What the task asks. Retype the complete listing exactly as it appears.

Provided data.
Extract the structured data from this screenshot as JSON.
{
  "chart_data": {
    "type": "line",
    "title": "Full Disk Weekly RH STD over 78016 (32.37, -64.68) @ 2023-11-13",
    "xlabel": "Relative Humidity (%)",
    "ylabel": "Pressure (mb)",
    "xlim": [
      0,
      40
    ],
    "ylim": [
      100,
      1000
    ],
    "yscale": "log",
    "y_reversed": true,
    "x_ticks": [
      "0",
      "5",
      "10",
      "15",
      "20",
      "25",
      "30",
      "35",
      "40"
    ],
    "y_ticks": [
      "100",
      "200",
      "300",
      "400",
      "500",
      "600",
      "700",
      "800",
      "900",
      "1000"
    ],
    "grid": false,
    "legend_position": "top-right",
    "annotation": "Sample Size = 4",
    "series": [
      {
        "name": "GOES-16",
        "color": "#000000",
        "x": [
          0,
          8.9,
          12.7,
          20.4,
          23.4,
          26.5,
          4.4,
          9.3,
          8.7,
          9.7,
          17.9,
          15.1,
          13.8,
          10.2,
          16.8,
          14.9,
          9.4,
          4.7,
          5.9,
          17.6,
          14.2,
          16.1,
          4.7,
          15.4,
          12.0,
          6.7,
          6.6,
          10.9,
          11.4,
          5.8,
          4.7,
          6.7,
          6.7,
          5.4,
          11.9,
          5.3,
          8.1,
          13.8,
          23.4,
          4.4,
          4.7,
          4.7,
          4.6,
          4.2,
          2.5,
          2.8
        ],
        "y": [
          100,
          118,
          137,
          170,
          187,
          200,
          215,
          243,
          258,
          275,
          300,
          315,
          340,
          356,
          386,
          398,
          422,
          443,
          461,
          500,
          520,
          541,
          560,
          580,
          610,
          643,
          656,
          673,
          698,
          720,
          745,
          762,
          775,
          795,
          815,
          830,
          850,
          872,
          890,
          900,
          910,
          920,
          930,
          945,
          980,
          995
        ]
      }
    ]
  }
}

Solution to this task.
Extract the structured data from this screenshot as JSON.
{
  "chart_data": {
    "type": "line",
    "title": "Full Disk Weekly RH STD over 78016 (32.37, -64.68) @ 2023-11-13",
    "xlabel": "Relative Humidity (%)",
    "ylabel": "Pressure (mb)",
    "xlim": [
      0,
      40
    ],
    "ylim": [
      100,
      1000
    ],
    "yscale": "log",
    "y_reversed": true,
    "x_ticks": [
      "0",
      "5",
      "10",
      "15",
      "20",
      "25",
      "30",
      "35",
      "40"
    ],
    "y_ticks": [
      "100",
      "200",
      "300",
      "400",
      "500",
      "600",
      "700",
      "800",
      "900",
      "1000"
    ],
    "grid": false,
    "legend_position": "top-right",
    "annotation": "Sample Size = 4",
    "series": [
      {
        "name": "GOES-16",
        "color": "#000000",
        "x": [
          0,
          8.9,
          12.7,
          20.4,
          23.4,
          26.5,
          4.4,
          9.3,
          8.7,
          9.7,
          17.9,
          15.1,
          13.8,
          10.2,
          16.8,
          14.9,
          9.4,
          4.7,
          5.9,
          17.6,
          14.2,
          16.1,
          4.7,
          15.4,
          12.0,
          6.7,
          6.6,
          10.9,
          11.4,
          5.8,
          4.7,
          6.7,
          6.7,
          5.4,
          11.9,
          5.3,
          8.1,
          13.8,
          23.4,
          4.4,
          4.7,
          4.7,
          4.6,
          4.2,
          2.5,
          2.8
        ],
        "y": [
          100,
          118,
          137,
          170,
          187,
          200,
          215,
          243,
          258,
          275,
          300,
          315,
          340,
          356,
          386,
          398,
          422,
          443,
          461,
          500,
          520,
          541,
          560,
          580,
          610,
          643,
          656,
          673,
          698,
          720,
          745,
          762,
          775,
          795,
          815,
          830,
          850,
          872,
          890,
          900,
          910,
          920,
          930,
          945,
          980,
          995
        ]
      }
    ]
  }
}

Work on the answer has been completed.